What is needed |
Only lines holding the string "Heliocentric" are wanted; copy each one from the material.

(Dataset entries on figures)
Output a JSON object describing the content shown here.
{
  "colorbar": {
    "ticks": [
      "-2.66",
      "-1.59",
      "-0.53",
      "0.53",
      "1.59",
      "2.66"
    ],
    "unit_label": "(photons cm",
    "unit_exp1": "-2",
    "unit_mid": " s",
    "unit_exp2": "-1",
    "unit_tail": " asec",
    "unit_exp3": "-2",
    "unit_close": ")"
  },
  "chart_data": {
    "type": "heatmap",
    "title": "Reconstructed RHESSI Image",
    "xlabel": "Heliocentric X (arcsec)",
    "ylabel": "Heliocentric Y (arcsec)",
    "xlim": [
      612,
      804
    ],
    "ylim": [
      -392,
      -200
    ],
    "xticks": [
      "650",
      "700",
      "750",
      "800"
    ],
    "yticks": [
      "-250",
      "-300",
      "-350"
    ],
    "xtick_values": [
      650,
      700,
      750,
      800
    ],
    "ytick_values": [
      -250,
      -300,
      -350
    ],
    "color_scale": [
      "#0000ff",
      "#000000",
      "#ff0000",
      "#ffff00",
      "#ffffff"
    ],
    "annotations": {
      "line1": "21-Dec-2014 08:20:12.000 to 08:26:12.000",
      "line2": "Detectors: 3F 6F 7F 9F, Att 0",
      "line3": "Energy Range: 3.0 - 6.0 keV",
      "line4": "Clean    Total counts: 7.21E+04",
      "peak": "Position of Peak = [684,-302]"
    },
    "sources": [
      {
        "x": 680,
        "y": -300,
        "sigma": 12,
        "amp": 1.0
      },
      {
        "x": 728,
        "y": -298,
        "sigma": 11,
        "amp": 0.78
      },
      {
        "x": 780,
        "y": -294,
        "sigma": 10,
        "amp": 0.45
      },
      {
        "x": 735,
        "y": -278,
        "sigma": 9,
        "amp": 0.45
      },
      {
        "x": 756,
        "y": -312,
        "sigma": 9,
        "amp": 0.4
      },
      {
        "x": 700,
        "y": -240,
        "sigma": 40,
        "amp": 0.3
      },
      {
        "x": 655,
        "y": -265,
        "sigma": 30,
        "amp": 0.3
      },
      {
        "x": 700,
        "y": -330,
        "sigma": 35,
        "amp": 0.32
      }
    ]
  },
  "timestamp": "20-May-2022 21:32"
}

Written answer |
    "xlabel": "Heliocentric X (arcsec)",
    "ylabel": "Heliocentric Y (arcsec)",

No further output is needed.